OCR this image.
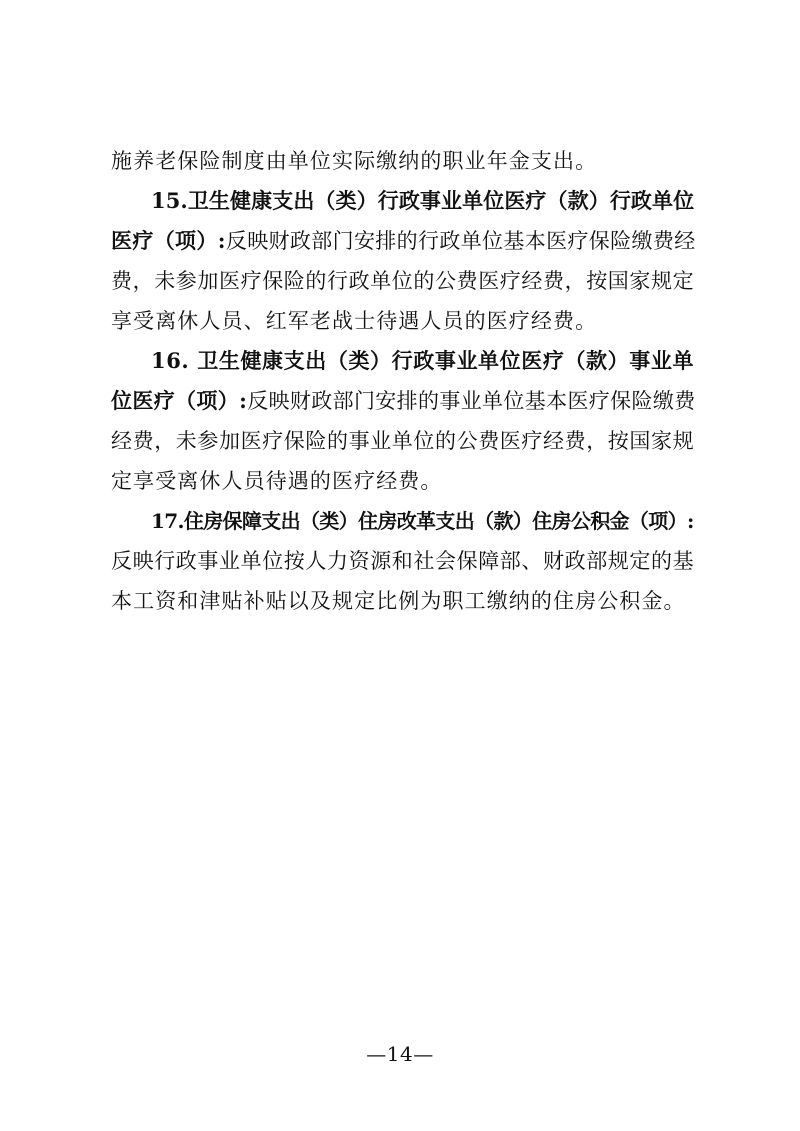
施养老保险制度由单位实际缴纳的职业年金支出。
15.卫生健康支出（类）行政事业单位医疗（款）行政单位
医疗（项）:反映财政部门安排的行政单位基本医疗保险缴费经
费，未参加医疗保险的行政单位的公费医疗经费，按国家规定
享受离休人员、红军老战士待遇人员的医疗经费。
16. 卫生健康支出（类）行政事业单位医疗（款）事业单
位医疗（项）:反映财政部门安排的事业单位基本医疗保险缴费
经费，未参加医疗保险的事业单位的公费医疗经费，按国家规
定享受离休人员待遇的医疗经费。
17.住房保障支出（类）住房改革支出（款）住房公积金（项）:
反映行政事业单位按人力资源和社会保障部、财政部规定的基
本工资和津贴补贴以及规定比例为职工缴纳的住房公积金。
—14—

What is asked: Pick out each line that holds the string "卫生健康支出".

Exercise result:
15.卫生健康支出（类）行政事业单位医疗（款）行政单位
16. 卫生健康支出（类）行政事业单位医疗（款）事业单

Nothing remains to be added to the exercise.